» **AVAILABLE DATA**:

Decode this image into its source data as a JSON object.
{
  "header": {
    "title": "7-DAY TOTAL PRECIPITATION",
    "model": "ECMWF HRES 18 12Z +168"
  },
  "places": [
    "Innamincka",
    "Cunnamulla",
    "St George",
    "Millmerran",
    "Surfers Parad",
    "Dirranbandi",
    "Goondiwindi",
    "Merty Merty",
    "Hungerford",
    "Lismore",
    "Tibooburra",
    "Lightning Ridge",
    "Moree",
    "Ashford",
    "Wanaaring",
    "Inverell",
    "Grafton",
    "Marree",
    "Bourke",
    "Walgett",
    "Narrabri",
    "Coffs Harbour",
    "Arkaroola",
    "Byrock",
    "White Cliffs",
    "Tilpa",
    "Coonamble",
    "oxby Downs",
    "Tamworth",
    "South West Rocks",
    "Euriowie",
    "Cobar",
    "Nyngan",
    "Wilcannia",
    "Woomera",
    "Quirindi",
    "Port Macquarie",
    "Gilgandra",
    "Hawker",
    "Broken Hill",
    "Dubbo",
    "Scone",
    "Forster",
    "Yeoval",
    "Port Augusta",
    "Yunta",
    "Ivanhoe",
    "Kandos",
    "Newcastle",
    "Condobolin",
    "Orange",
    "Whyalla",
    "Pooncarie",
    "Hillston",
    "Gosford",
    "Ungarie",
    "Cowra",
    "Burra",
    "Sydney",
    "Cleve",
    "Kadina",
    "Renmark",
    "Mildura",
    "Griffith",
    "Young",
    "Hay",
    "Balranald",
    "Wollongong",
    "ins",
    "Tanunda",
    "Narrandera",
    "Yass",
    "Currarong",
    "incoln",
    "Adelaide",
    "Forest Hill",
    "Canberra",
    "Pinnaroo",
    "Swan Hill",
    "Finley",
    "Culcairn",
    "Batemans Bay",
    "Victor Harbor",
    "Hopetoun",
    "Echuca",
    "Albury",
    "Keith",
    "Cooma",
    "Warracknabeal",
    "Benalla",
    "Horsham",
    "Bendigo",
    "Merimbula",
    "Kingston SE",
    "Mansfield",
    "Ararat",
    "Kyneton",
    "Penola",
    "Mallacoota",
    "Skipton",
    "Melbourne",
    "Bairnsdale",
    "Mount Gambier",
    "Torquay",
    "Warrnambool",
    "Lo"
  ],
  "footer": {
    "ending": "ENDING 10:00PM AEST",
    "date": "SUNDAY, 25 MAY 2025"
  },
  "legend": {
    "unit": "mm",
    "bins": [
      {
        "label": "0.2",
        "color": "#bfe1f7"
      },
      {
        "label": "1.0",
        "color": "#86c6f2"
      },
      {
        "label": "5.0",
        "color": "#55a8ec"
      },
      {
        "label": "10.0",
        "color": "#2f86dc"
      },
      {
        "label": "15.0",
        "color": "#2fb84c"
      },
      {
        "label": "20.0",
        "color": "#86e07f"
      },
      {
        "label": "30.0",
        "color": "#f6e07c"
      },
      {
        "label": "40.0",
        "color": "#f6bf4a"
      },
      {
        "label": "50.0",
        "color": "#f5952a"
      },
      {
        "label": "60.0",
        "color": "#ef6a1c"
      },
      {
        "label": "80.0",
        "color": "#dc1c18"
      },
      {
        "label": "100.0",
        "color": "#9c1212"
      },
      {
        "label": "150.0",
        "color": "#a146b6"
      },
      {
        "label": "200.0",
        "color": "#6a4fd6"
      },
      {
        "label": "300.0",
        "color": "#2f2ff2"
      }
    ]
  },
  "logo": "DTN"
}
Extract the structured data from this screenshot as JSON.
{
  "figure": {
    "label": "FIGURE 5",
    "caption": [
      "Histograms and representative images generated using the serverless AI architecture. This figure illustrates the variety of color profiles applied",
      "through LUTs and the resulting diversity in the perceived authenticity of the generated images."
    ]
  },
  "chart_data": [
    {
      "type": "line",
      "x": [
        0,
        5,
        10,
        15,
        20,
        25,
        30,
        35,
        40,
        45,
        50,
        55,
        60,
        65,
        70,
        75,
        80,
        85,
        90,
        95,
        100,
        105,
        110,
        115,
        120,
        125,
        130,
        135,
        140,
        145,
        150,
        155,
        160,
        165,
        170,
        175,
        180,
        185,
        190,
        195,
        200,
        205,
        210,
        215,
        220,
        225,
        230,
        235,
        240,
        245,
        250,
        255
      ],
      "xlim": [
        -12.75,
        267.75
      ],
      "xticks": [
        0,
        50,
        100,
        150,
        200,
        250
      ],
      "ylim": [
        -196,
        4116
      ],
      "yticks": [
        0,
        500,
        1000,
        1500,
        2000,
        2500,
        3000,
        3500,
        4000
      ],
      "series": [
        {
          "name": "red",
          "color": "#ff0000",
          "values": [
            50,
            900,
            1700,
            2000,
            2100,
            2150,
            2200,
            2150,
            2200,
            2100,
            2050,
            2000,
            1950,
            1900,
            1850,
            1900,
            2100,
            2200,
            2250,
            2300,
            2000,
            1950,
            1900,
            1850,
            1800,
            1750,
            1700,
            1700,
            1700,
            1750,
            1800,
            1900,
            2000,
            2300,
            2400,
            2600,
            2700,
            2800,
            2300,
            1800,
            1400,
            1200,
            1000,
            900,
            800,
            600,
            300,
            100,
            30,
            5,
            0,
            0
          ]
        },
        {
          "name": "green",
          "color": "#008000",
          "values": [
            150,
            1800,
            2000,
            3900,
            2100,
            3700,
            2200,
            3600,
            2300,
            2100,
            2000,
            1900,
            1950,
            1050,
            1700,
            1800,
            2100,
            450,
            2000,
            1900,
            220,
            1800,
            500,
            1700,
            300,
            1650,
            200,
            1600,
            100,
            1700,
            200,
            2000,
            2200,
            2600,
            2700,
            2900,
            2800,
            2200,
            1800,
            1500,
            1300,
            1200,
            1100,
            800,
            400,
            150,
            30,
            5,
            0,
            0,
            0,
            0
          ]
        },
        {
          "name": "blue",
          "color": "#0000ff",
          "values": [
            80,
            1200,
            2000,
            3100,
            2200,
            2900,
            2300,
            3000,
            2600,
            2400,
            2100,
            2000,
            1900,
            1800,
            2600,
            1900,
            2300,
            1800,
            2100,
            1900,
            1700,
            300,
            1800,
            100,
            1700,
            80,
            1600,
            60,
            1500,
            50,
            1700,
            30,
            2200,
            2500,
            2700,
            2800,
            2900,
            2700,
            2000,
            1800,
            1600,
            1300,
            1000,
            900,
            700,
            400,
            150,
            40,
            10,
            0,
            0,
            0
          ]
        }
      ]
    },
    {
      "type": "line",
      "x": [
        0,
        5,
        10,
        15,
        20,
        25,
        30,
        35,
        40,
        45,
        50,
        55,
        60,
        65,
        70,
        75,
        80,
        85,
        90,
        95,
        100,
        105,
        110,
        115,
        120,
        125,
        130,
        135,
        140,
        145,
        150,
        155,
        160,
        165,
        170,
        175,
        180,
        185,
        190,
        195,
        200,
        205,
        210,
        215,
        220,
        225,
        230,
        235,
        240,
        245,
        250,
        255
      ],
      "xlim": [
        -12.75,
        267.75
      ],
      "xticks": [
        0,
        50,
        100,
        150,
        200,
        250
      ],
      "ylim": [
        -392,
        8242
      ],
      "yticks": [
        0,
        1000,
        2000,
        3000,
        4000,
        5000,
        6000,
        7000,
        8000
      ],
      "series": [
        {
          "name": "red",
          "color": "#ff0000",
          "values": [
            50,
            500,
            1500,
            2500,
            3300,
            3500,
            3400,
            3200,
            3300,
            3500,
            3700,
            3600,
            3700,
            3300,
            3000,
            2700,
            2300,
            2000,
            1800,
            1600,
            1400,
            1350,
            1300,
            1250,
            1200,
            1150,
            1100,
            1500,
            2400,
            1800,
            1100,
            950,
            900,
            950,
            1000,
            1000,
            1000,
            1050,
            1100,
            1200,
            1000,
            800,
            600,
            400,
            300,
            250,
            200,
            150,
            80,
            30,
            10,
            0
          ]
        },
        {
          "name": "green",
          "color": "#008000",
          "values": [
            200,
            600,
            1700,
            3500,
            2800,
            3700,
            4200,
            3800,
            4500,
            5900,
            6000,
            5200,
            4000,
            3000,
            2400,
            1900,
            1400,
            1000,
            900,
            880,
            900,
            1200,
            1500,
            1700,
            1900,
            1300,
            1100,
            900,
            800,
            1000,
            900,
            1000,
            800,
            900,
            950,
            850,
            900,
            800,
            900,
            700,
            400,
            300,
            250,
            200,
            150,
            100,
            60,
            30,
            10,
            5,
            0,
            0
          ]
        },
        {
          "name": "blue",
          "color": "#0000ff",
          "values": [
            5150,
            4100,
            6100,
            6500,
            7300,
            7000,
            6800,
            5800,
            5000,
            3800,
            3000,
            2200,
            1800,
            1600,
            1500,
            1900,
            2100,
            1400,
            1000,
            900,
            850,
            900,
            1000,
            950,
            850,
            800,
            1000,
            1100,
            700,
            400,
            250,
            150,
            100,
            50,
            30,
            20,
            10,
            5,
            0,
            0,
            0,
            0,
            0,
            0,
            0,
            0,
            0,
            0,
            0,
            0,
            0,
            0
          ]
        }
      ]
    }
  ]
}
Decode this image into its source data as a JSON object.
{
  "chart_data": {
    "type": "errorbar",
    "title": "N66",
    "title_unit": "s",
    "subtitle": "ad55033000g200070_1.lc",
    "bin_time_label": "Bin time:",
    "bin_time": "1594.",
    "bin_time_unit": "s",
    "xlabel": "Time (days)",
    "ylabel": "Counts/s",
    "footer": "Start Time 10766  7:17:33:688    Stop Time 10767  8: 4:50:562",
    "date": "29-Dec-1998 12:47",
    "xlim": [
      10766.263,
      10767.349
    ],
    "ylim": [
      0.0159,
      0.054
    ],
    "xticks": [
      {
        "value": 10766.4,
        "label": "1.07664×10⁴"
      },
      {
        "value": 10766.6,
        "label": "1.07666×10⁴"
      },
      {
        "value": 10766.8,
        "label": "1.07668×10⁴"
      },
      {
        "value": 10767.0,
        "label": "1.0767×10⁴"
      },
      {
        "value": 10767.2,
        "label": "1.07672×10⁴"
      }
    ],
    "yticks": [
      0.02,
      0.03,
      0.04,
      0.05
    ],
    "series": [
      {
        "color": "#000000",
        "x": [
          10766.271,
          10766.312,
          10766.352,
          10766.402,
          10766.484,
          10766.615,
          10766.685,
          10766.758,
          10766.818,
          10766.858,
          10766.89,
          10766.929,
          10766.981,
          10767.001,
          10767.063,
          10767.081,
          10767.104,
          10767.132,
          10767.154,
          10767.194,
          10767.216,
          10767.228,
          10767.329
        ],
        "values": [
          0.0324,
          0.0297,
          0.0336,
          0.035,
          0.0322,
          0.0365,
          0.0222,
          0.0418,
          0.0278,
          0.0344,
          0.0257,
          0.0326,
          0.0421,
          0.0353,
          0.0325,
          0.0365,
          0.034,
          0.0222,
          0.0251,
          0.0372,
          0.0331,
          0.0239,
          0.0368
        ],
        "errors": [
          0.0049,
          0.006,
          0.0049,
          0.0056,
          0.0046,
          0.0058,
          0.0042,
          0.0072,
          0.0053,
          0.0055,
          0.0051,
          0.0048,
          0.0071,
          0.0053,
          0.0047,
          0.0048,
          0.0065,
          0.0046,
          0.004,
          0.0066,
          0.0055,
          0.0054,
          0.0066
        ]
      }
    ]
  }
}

» **SET PROBLEM**: Every line holding "date" should be copied out.

» **CORRECT RESULT**:
    "date": "SUNDAY, 25 MAY 2025"
    "date": "29-Dec-1998 12:47",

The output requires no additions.